TASK PROMPT: Whenever a line of the material contains the string "således", it should be copied.

PROVIDED DATA:
*** Block opens ***

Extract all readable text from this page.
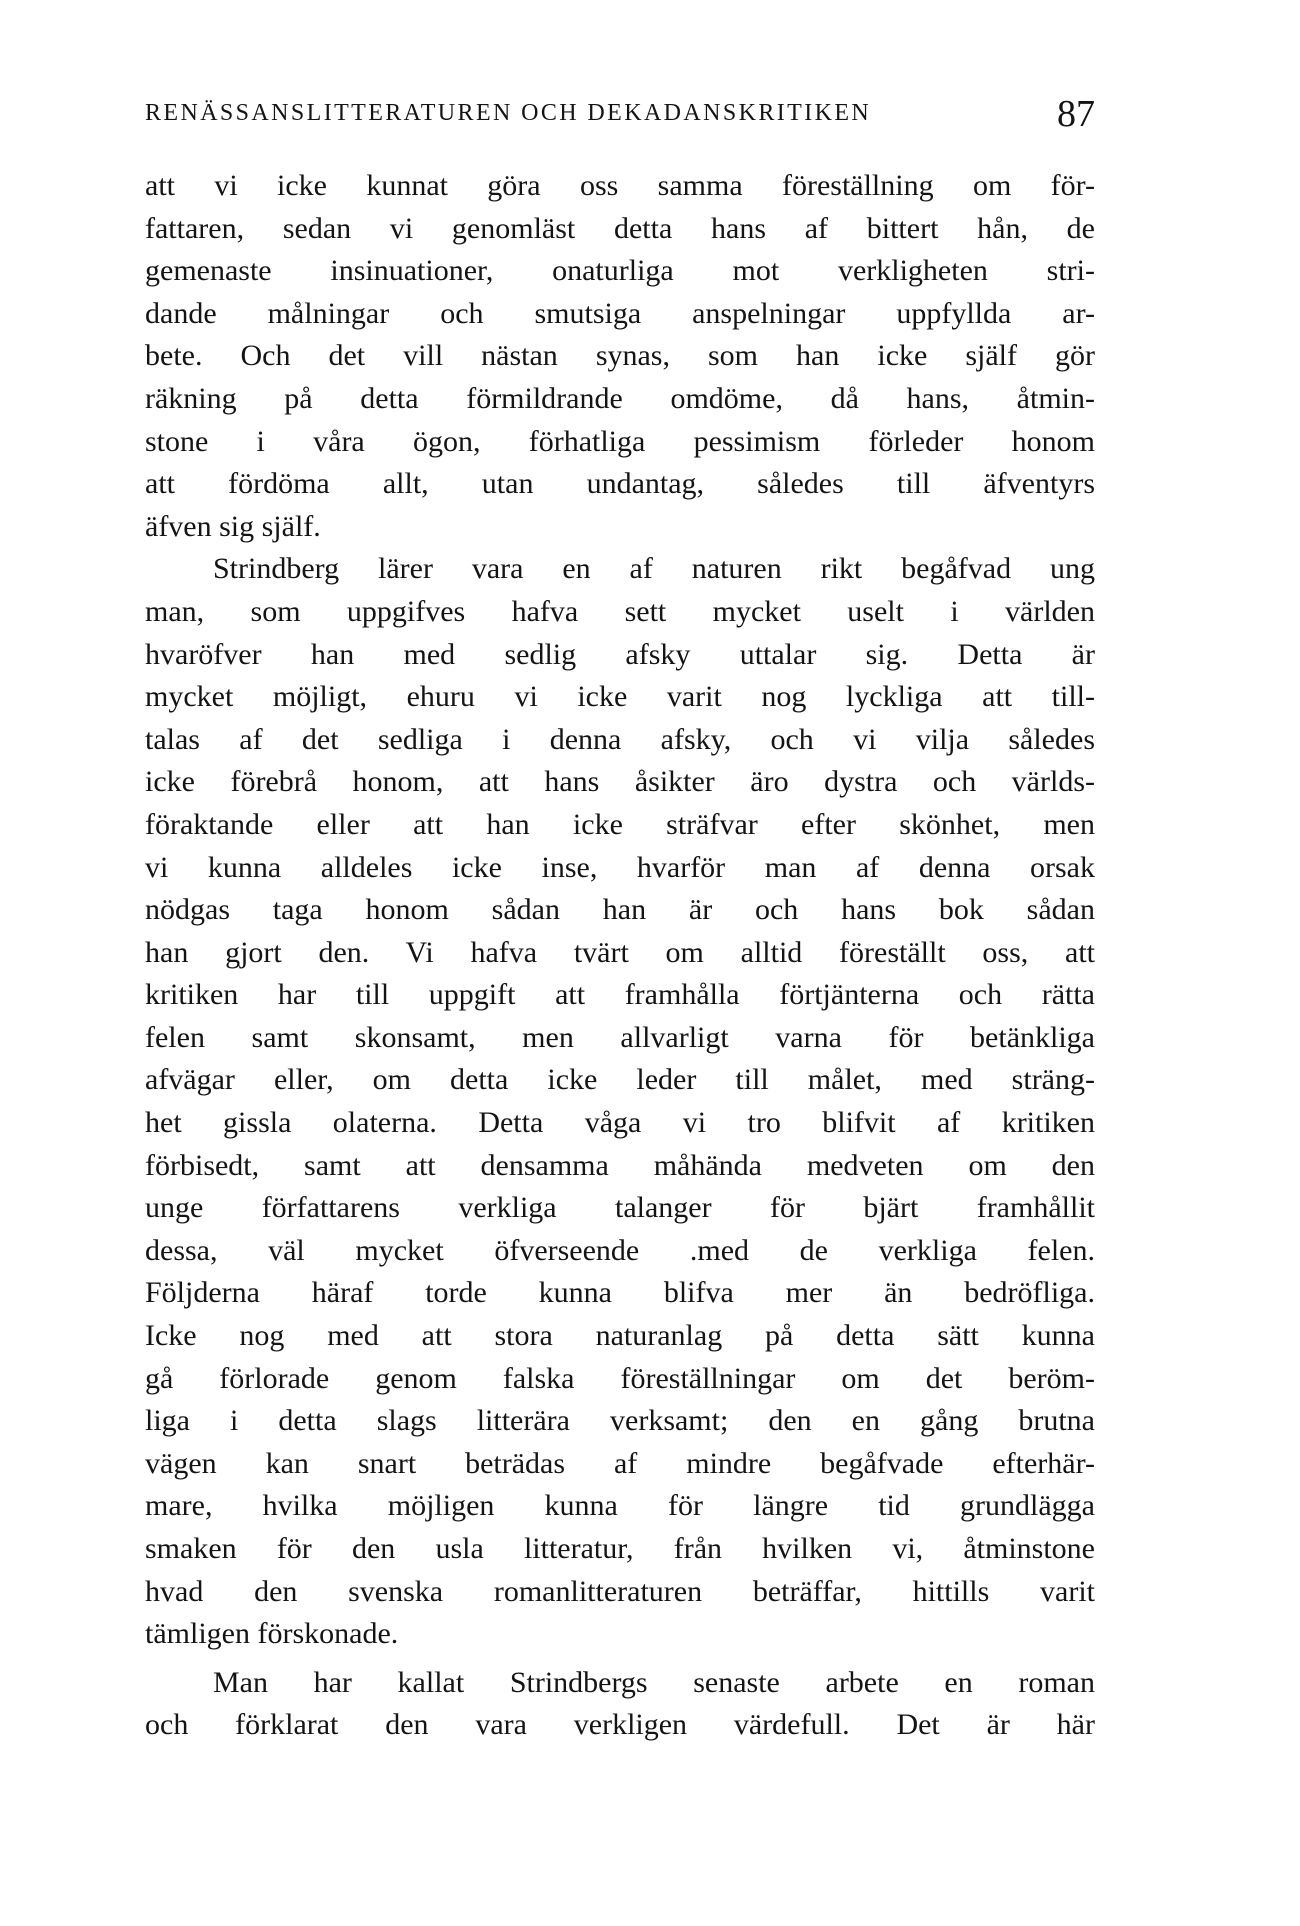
RENÄSSANSLITTERATUREN OCH DEKADANSKRITIKEN	87
att vi icke kunnat göra oss samma föreställning om för-
fattaren, sedan vi genomläst detta hans af bittert hån, de
gemenaste insinuationer, onaturliga mot verkligheten stri-
dande målningar och smutsiga anspelningar uppfyllda ar-
bete. Och det vill nästan synas, som han icke själf gör
räkning på detta förmildrande omdöme, då hans, åtmin-
stone i våra ögon, förhatliga pessimism förleder honom
att fördöma allt, utan undantag, således till äfventyrs
äfven sig själf.
Strindberg lärer vara en af naturen rikt begåfvad ung
man, som uppgifves hafva sett mycket uselt i världen
hvaröfver han med sedlig afsky uttalar sig. Detta är
mycket möjligt, ehuru vi icke varit nog lyckliga att till-
talas af det sedliga i denna afsky, och vi vilja således
icke förebrå honom, att hans åsikter äro dystra och världs-
föraktande eller att han icke sträfvar efter skönhet, men
vi kunna alldeles icke inse, hvarför man af denna orsak
nödgas taga honom sådan han är och hans bok sådan
han gjort den. Vi hafva tvärt om alltid föreställt oss, att
kritiken har till uppgift att framhålla förtjänterna och rätta
felen samt skonsamt, men allvarligt varna för betänkliga
afvägar eller, om detta icke leder till målet, med sträng-
het gissla olaterna. Detta våga vi tro blifvit af kritiken
förbisedt, samt att densamma måhända medveten om den
unge författarens verkliga talanger för bjärt framhållit
dessa, väl mycket öfverseende .med de verkliga felen.
Följderna häraf torde kunna blifva mer än bedröfliga.
Icke nog med att stora naturanlag på detta sätt kunna
gå förlorade genom falska föreställningar om det beröm-
liga i detta slags litterära verksamt; den en gång brutna
vägen kan snart beträdas af mindre begåfvade efterhär-
mare, hvilka möjligen kunna för längre tid grundlägga
smaken för den usla litteratur, från hvilken vi, åtminstone
hvad den svenska romanlitteraturen beträffar, hittills varit
tämligen förskonade.
Man har kallat Strindbergs senaste arbete en roman
och förklarat den vara verkligen värdefull. Det är här
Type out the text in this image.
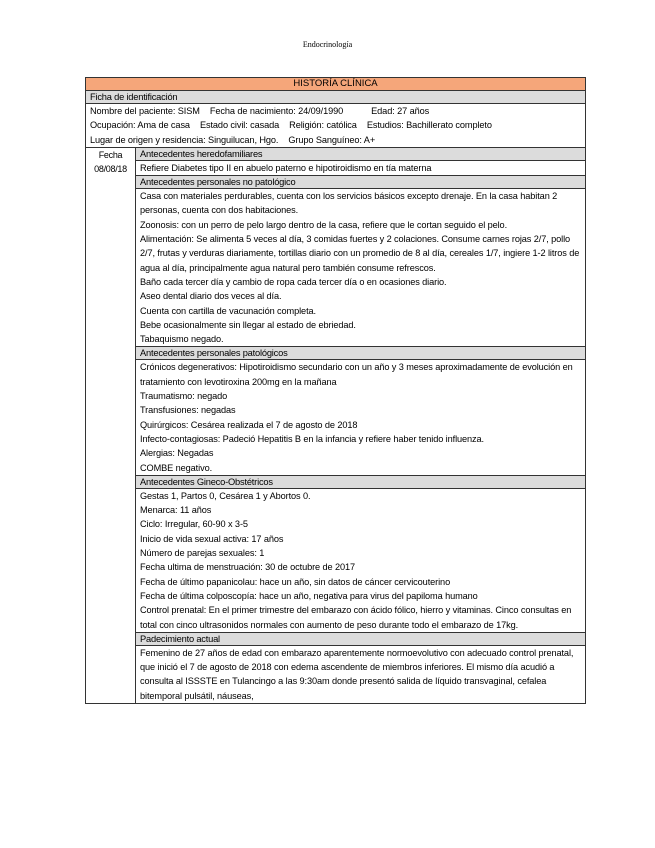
Endocrinología
HISTORÍA CLÍNICA
Ficha de identificación

Nombre del paciente: SISM Fecha de nacimiento: 24/09/1990	Edad: 27 años
Ocupación: Ama de casa Estado civil: casada Religión: católica Estudios: Bachillerato completo
Lugar de origen y residencia: Singuilucan, Hgo. Grupo Sanguíneo: A+

Fecha
08/08/18
	Antecedentes heredofamiliares
Refiere Diabetes tipo II en abuelo paterno e hipotiroidismo en tía materna
Antecedentes personales no patológico

Casa con materiales perdurables, cuenta con los servicios básicos excepto drenaje. En la casa habitan 2 personas, cuenta con dos habitaciones.

Zoonosis: con un perro de pelo largo dentro de la casa, refiere que le cortan seguido el pelo.

Alimentación: Se alimenta 5 veces al día, 3 comidas fuertes y 2 colaciones. Consume carnes rojas 2/7, pollo 2/7, frutas y verduras diariamente, tortillas diario con un promedio de 8 al día, cereales 1/7, ingiere 1-2 litros de agua al día, principalmente agua natural pero también consume refrescos.

Baño cada tercer día y cambio de ropa cada tercer día o en ocasiones diario.

Aseo dental diario dos veces al día.

Cuenta con cartilla de vacunación completa.

Bebe ocasionalmente sin llegar al estado de ebriedad.

Tabaquismo negado.

Antecedentes personales patológicos

Crónicos degenerativos: Hipotiroidismo secundario con un año y 3 meses aproximadamente de evolución en tratamiento con levotiroxina 200mg en la mañana

Traumatismo: negado

Transfusiones: negadas

Quirúrgicos: Cesárea realizada el 7 de agosto de 2018

Infecto-contagiosas: Padeció Hepatitis B en la infancia y refiere haber tenido influenza.

Alergias: Negadas

COMBE negativo.

Antecedentes Gineco-Obstétricos

Gestas 1, Partos 0, Cesárea 1 y Abortos 0.

Menarca: 11 años

Ciclo: Irregular, 60-90 x 3-5

Inicio de vida sexual activa: 17 años

Número de parejas sexuales: 1

Fecha ultima de menstruación: 30 de octubre de 2017

Fecha de último papanicolau: hace un año, sin datos de cáncer cervicouterino

Fecha de última colposcopía: hace un año, negativa para virus del papiloma humano

Control prenatal: En el primer trimestre del embarazo con ácido fólico, hierro y vitaminas. Cinco consultas en total con cinco ultrasonidos normales con aumento de peso durante todo el embarazo de 17kg.

Padecimiento actual
Femenino de 27 años de edad con embarazo aparentemente normoevolutivo con adecuado control prenatal, que inició el 7 de agosto de 2018 con edema ascendente de miembros inferiores. El mismo día acudió a consulta al ISSSTE en Tulancingo a las 9:30am donde presentó salida de líquido transvaginal, cefalea bitemporal pulsátil, náuseas,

*** Block closes ***

OUTPUT:
att fördöma allt, utan undantag, således till äfventyrs
talas af det sedliga i denna afsky, och vi vilja således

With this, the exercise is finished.